**Required work**.
Copy all lines in which the word "name" can be found.

**Dataset**.
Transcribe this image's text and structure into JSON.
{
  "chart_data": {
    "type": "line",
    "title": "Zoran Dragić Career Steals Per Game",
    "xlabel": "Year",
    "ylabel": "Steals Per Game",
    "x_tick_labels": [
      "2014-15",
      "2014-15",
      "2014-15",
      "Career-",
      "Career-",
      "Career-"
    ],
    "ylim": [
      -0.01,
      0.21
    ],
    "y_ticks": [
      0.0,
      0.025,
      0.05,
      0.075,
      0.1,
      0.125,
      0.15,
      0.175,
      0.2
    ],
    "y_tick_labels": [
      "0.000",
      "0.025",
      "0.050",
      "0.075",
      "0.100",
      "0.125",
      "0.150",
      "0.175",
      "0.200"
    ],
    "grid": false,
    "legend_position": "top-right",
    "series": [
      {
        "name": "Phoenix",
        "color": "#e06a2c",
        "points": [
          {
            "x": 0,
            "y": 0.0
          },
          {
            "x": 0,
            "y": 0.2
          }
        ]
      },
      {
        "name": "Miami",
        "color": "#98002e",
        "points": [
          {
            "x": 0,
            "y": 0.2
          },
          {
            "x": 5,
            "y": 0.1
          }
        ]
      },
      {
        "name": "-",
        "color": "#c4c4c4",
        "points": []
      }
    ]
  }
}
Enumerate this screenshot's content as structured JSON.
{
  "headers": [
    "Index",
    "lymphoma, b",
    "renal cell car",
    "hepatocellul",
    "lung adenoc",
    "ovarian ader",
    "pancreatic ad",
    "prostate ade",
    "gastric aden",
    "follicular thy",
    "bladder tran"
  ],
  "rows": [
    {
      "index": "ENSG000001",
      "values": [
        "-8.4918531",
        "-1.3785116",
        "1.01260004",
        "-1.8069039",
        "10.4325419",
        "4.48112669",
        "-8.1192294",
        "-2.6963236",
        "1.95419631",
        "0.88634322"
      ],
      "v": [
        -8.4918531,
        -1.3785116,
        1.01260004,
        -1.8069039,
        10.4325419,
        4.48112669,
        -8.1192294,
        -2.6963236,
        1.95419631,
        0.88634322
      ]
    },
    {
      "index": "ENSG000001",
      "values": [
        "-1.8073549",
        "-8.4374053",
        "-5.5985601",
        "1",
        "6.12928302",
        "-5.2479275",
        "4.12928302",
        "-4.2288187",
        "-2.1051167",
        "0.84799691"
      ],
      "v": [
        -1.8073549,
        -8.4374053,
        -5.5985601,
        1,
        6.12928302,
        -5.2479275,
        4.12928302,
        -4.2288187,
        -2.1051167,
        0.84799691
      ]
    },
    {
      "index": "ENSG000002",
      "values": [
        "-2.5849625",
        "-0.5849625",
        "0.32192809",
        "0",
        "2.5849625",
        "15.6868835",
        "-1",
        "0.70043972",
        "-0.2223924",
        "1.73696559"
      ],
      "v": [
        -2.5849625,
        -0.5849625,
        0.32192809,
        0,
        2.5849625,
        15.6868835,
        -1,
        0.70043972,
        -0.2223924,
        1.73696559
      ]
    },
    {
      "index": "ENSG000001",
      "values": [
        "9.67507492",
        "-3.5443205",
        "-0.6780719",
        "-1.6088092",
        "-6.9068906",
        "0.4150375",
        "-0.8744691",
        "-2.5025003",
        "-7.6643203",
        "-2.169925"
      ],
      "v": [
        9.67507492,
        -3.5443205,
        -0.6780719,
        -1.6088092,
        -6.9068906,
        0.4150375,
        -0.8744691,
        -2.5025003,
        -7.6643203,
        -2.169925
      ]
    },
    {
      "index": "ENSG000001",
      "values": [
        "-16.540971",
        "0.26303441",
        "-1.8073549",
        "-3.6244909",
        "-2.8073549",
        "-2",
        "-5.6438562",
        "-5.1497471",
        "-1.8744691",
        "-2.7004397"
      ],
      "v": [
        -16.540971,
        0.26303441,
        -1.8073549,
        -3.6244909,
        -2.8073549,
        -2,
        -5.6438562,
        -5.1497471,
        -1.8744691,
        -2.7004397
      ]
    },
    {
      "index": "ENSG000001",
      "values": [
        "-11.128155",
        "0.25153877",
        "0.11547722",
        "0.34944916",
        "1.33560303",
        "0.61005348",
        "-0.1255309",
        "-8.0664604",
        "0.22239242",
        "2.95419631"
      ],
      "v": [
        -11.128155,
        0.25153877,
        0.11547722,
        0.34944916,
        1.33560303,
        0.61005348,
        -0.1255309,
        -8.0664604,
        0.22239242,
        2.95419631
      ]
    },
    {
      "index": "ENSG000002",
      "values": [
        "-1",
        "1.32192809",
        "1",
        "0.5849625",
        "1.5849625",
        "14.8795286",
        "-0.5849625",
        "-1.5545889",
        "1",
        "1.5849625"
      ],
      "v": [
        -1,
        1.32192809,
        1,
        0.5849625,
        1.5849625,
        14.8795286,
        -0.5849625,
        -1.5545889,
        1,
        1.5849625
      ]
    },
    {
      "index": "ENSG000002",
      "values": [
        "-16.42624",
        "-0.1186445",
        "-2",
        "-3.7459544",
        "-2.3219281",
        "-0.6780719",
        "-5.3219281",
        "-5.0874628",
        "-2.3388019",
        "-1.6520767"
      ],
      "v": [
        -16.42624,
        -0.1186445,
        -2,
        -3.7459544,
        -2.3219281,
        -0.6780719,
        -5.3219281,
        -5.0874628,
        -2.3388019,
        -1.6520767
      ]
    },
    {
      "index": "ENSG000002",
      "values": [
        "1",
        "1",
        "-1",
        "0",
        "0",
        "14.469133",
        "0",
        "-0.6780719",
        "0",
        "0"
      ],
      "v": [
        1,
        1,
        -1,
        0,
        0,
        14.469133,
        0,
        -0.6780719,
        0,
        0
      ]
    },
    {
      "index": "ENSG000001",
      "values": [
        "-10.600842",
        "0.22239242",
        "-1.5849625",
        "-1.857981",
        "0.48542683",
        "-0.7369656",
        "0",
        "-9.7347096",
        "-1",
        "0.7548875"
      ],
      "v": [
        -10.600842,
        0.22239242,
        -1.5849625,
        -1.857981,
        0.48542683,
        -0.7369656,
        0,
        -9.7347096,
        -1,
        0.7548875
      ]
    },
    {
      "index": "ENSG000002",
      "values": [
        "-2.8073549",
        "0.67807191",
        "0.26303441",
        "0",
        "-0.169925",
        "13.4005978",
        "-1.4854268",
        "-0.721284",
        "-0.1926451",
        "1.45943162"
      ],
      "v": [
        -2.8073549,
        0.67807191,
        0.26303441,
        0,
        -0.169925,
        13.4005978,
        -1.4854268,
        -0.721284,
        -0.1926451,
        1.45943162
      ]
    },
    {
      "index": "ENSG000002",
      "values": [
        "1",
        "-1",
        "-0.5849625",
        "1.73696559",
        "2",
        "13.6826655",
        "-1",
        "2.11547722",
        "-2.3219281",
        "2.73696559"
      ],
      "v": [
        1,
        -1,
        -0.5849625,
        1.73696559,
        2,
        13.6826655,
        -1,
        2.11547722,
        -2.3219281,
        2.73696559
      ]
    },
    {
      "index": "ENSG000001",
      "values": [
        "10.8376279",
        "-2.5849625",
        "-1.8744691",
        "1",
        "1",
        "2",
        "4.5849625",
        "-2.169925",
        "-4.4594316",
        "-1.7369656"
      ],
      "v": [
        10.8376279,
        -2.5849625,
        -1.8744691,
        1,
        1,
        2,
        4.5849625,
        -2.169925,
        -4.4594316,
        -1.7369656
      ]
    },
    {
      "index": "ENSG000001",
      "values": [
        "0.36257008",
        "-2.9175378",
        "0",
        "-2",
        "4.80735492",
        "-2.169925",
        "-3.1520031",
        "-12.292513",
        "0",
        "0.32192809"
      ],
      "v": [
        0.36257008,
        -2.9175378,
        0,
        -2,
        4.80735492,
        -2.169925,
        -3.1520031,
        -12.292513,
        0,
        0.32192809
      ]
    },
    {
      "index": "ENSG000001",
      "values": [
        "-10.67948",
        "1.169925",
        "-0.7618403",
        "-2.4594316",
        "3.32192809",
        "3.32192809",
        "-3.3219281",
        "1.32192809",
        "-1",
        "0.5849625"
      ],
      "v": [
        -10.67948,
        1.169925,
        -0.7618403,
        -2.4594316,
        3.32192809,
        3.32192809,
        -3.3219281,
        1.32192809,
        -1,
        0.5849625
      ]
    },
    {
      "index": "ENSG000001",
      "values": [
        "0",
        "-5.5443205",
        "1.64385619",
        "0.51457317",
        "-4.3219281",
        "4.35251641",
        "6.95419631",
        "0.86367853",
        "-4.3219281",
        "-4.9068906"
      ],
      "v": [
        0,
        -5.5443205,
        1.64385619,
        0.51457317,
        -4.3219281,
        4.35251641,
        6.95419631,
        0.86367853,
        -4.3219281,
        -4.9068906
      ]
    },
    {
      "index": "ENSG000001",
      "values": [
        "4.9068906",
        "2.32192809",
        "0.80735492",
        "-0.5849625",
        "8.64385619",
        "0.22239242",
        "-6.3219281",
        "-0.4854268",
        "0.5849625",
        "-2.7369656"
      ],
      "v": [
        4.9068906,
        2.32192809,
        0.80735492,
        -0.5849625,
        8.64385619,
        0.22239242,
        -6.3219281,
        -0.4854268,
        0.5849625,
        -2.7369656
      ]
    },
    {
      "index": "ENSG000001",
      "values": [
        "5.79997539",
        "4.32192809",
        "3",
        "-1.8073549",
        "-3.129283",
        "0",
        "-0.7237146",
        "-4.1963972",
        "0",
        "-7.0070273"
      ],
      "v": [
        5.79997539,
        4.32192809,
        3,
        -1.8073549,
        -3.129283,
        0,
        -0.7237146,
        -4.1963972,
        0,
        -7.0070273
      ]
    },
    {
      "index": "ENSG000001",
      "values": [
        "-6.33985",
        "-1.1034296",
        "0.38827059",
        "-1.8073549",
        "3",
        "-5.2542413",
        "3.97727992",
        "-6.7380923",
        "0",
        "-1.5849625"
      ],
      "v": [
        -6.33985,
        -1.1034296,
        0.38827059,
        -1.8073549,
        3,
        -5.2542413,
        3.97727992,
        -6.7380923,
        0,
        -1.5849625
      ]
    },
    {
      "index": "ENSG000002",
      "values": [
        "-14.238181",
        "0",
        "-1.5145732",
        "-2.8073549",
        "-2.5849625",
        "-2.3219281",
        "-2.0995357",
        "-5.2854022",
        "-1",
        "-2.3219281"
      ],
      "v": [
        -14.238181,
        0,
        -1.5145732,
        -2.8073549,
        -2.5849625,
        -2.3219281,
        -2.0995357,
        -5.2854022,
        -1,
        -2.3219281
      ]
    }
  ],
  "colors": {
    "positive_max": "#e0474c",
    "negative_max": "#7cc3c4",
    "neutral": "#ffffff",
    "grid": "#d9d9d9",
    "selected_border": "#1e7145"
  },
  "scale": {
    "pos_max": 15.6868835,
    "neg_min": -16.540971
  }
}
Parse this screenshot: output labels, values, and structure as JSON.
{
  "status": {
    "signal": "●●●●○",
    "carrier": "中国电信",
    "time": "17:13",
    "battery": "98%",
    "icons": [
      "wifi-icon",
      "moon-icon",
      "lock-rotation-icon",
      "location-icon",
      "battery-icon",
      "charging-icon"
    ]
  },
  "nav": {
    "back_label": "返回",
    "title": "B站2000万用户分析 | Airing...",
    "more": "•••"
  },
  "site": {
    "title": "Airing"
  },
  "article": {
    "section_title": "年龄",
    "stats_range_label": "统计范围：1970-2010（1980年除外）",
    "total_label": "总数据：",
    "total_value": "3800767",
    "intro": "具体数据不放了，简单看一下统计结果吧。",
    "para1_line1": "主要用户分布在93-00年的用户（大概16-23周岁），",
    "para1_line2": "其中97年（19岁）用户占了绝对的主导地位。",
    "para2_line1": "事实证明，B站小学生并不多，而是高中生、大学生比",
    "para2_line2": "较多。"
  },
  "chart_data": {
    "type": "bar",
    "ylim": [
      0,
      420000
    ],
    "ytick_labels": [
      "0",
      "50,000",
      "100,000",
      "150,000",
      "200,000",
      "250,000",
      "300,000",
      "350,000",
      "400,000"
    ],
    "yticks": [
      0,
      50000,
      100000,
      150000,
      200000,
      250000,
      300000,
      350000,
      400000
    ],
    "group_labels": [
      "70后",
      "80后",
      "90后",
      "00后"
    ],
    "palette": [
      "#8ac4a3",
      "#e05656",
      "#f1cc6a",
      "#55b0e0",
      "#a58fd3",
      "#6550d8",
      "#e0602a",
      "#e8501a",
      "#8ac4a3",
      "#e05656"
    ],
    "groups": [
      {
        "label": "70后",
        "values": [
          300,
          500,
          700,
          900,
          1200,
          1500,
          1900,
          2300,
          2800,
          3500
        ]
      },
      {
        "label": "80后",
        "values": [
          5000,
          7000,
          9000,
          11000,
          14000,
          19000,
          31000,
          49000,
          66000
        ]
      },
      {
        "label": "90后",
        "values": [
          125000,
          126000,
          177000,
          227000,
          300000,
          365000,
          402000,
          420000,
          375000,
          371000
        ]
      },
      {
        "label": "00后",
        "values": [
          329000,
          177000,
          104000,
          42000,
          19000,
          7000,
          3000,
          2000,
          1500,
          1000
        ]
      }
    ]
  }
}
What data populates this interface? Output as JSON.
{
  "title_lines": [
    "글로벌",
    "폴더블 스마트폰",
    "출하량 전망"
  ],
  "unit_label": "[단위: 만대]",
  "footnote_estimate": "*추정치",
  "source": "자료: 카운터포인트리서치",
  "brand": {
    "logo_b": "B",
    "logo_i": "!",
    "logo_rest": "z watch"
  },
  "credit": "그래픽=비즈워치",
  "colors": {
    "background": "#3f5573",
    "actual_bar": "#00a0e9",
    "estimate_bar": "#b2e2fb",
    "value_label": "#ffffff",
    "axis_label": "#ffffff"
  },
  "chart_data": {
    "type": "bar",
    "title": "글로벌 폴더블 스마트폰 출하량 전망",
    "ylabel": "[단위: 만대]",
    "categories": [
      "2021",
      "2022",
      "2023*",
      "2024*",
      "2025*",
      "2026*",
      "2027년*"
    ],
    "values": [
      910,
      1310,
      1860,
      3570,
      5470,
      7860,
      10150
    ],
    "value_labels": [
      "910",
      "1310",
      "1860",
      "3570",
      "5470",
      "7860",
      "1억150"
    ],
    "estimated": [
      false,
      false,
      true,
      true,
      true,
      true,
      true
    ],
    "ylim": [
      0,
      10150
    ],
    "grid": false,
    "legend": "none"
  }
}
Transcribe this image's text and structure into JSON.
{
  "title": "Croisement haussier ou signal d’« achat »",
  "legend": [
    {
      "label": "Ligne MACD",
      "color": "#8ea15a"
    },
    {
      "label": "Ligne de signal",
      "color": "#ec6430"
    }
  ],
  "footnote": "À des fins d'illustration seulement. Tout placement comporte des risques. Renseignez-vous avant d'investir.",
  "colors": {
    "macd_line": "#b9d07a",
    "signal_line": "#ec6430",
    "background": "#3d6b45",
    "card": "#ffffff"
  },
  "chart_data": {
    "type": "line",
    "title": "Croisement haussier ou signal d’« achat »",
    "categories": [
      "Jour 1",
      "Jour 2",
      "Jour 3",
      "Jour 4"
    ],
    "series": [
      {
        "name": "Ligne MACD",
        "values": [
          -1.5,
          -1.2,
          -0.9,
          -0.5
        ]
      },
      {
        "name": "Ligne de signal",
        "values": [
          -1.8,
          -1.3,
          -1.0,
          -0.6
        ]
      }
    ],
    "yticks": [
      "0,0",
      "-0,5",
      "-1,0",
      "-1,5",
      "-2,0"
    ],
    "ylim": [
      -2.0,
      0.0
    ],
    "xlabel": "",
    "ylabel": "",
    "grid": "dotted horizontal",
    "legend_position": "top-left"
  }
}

**Written reply**.
        "name": "Phoenix",
        "name": "Miami",
        "name": "-",
        "name": "Ligne MACD",
        "name": "Ligne de signal",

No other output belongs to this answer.